## WHAT IS REQUIRED
In the lines below, how many hold the word "reflect"? Answer only with the number.

## DATA FOR THE TASK
□ □ □ □

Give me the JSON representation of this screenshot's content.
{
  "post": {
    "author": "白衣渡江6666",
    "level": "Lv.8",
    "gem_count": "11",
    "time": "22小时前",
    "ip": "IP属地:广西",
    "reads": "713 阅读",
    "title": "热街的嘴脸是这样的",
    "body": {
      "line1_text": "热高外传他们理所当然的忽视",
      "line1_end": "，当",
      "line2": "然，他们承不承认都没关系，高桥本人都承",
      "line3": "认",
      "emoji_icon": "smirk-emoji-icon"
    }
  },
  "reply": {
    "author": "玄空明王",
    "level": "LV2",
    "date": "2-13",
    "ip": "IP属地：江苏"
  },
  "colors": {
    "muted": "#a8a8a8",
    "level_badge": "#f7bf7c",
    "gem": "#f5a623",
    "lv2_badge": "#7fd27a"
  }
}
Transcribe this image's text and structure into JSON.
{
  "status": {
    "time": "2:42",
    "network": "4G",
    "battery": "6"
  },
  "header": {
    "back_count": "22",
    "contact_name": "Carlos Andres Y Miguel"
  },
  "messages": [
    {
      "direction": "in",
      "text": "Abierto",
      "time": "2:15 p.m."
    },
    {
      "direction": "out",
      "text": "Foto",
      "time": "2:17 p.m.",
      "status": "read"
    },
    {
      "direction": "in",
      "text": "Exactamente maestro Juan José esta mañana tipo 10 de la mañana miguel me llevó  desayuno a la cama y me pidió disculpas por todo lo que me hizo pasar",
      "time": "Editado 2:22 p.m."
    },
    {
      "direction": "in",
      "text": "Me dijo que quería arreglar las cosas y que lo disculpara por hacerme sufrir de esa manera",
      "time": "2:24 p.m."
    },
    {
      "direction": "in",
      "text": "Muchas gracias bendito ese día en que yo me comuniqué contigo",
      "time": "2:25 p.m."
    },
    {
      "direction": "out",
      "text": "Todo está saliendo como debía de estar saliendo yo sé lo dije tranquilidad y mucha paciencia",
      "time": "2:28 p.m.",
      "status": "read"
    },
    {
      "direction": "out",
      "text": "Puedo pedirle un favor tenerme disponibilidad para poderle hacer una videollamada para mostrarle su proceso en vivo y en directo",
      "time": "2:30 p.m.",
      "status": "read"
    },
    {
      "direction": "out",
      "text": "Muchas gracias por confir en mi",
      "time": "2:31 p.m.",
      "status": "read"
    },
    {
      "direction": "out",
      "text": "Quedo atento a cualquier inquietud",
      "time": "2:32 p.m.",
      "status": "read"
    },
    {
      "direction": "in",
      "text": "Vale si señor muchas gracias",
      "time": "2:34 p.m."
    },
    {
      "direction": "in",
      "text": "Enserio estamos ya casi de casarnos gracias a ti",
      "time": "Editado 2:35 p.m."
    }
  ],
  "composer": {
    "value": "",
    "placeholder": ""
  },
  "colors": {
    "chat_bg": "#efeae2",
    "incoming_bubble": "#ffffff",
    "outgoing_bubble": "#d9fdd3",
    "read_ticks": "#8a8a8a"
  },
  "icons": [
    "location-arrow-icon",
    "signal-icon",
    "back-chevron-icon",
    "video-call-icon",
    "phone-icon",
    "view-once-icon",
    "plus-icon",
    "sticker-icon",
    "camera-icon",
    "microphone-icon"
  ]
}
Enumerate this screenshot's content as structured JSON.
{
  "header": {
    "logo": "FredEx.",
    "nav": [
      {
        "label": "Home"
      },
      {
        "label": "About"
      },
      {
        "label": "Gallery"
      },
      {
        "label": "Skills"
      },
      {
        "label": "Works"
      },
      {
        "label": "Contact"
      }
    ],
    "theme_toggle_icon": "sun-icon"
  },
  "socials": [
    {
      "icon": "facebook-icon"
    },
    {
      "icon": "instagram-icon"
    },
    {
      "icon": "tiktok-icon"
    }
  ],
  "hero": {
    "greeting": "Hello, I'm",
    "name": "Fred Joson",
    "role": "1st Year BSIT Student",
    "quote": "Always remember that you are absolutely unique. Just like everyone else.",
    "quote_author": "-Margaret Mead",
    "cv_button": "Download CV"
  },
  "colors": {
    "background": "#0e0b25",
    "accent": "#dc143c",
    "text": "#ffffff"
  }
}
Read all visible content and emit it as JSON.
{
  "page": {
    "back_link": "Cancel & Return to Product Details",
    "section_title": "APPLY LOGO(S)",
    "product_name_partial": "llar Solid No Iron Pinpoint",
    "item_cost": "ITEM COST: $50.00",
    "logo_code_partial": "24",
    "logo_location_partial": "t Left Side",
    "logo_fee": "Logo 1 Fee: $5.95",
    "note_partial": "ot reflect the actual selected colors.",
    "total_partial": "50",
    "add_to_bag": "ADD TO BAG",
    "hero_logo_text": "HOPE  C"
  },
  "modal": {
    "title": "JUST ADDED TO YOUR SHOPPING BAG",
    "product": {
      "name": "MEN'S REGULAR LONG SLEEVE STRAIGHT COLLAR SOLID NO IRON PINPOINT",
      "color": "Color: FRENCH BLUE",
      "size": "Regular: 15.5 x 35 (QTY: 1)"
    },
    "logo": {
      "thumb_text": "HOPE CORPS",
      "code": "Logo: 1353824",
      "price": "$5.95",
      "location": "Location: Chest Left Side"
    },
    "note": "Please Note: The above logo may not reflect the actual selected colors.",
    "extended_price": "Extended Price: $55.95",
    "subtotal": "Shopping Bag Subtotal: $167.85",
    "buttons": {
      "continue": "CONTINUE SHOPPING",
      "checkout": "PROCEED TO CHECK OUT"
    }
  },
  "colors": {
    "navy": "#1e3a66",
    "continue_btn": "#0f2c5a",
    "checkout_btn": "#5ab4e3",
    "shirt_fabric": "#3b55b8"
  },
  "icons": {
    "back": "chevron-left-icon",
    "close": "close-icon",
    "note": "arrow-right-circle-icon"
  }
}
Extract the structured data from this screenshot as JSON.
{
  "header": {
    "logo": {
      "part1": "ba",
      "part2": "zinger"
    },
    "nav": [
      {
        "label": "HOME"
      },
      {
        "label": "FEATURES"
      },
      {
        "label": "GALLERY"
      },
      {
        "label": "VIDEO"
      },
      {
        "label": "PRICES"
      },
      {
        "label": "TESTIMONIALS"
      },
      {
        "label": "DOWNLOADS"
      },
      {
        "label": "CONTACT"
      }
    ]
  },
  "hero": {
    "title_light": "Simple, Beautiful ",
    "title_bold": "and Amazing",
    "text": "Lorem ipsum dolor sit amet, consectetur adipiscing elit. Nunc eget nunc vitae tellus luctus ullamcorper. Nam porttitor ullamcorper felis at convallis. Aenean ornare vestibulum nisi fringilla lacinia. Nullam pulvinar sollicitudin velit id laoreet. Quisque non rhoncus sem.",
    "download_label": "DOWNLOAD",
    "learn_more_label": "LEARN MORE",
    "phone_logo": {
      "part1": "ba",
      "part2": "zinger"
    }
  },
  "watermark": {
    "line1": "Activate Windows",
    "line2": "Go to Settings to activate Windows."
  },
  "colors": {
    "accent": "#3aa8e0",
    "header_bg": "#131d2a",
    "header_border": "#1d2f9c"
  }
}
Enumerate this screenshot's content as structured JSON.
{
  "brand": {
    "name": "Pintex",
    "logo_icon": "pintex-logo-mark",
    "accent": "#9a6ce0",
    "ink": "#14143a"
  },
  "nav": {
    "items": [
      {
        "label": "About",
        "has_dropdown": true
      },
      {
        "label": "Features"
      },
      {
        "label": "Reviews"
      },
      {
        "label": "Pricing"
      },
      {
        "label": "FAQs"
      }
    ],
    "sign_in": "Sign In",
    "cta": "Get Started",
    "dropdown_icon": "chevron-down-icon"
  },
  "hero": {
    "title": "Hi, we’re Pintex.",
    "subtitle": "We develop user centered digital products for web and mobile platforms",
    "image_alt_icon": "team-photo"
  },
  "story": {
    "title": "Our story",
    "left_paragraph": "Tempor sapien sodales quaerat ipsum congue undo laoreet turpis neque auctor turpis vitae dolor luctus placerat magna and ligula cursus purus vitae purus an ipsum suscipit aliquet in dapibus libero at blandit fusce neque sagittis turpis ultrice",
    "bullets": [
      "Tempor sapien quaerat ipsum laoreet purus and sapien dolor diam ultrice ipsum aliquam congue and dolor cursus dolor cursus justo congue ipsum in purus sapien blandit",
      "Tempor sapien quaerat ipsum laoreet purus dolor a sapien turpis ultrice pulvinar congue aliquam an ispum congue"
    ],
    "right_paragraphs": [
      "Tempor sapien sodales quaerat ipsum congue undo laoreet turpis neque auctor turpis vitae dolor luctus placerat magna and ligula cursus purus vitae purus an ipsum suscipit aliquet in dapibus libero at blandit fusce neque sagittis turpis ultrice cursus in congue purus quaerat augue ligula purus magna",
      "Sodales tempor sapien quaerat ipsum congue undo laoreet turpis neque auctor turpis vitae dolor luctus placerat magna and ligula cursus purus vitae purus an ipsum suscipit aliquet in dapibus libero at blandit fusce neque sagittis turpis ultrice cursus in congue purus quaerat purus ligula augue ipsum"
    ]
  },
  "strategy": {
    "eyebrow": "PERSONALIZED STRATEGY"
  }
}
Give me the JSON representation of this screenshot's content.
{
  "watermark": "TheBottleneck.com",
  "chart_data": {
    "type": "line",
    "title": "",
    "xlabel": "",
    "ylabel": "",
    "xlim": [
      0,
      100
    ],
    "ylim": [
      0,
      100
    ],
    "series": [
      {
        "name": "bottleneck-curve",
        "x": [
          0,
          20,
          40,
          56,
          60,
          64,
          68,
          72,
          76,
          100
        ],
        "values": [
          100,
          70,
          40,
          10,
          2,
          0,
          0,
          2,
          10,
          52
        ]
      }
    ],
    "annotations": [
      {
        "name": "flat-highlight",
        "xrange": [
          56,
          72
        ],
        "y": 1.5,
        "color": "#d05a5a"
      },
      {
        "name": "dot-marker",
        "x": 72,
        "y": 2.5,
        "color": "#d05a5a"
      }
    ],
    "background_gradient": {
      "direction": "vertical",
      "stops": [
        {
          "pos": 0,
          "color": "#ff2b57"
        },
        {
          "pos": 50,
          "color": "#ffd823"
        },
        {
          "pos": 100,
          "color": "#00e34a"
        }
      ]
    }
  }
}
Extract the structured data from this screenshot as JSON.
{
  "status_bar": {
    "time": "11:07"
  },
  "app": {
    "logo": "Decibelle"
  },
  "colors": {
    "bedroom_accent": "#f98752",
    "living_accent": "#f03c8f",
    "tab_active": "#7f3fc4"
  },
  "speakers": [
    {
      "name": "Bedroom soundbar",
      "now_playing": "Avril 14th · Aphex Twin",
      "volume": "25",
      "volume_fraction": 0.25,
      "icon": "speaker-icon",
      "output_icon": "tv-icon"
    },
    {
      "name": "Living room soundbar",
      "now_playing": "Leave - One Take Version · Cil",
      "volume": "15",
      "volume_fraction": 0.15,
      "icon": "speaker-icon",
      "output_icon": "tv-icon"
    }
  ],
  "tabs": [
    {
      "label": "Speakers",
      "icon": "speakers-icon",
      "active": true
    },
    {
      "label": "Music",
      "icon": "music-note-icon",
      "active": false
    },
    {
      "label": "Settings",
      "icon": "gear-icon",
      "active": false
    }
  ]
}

□ □ □ □

## WRITTEN SOLUTION
2